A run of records
%%
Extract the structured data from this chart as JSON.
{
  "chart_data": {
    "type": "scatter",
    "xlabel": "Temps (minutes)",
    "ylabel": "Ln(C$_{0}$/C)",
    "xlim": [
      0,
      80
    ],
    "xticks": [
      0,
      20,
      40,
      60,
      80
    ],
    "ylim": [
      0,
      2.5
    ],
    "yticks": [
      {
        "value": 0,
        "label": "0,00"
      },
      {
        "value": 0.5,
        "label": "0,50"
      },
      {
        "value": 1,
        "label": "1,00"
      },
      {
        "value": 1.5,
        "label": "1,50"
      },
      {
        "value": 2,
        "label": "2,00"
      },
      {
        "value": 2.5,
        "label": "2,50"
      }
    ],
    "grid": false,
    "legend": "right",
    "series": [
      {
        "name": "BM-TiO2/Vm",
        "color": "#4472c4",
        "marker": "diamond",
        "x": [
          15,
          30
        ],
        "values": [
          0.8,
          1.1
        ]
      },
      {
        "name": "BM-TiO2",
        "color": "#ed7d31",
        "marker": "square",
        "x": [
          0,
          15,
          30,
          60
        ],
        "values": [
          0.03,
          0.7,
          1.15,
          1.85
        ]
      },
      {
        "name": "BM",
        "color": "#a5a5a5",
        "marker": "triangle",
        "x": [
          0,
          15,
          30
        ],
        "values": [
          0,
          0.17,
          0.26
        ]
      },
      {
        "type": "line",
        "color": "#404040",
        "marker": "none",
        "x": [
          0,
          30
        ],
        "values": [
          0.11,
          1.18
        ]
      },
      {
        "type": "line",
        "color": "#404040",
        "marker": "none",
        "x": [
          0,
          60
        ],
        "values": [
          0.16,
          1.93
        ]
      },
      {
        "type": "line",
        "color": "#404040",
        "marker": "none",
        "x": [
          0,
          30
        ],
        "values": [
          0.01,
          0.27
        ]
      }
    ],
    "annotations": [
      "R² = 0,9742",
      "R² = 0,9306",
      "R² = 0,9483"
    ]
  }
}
%%
SHORT PROBLEM: Return all of the data exactly as it reads.

RESPONSE TO THE EXERCISE:
Extract the structured data from this chart as JSON.
{
  "chart_data": {
    "type": "scatter",
    "xlabel": "Temps (minutes)",
    "ylabel": "Ln(C$_{0}$/C)",
    "xlim": [
      0,
      80
    ],
    "xticks": [
      0,
      20,
      40,
      60,
      80
    ],
    "ylim": [
      0,
      2.5
    ],
    "yticks": [
      {
        "value": 0,
        "label": "0,00"
      },
      {
        "value": 0.5,
        "label": "0,50"
      },
      {
        "value": 1,
        "label": "1,00"
      },
      {
        "value": 1.5,
        "label": "1,50"
      },
      {
        "value": 2,
        "label": "2,00"
      },
      {
        "value": 2.5,
        "label": "2,50"
      }
    ],
    "grid": false,
    "legend": "right",
    "series": [
      {
        "name": "BM-TiO2/Vm",
        "color": "#4472c4",
        "marker": "diamond",
        "x": [
          15,
          30
        ],
        "values": [
          0.8,
          1.1
        ]
      },
      {
        "name": "BM-TiO2",
        "color": "#ed7d31",
        "marker": "square",
        "x": [
          0,
          15,
          30,
          60
        ],
        "values": [
          0.03,
          0.7,
          1.15,
          1.85
        ]
      },
      {
        "name": "BM",
        "color": "#a5a5a5",
        "marker": "triangle",
        "x": [
          0,
          15,
          30
        ],
        "values": [
          0,
          0.17,
          0.26
        ]
      },
      {
        "type": "line",
        "color": "#404040",
        "marker": "none",
        "x": [
          0,
          30
        ],
        "values": [
          0.11,
          1.18
        ]
      },
      {
        "type": "line",
        "color": "#404040",
        "marker": "none",
        "x": [
          0,
          60
        ],
        "values": [
          0.16,
          1.93
        ]
      },
      {
        "type": "line",
        "color": "#404040",
        "marker": "none",
        "x": [
          0,
          30
        ],
        "values": [
          0.01,
          0.27
        ]
      }
    ],
    "annotations": [
      "R² = 0,9742",
      "R² = 0,9306",
      "R² = 0,9483"
    ]
  }
}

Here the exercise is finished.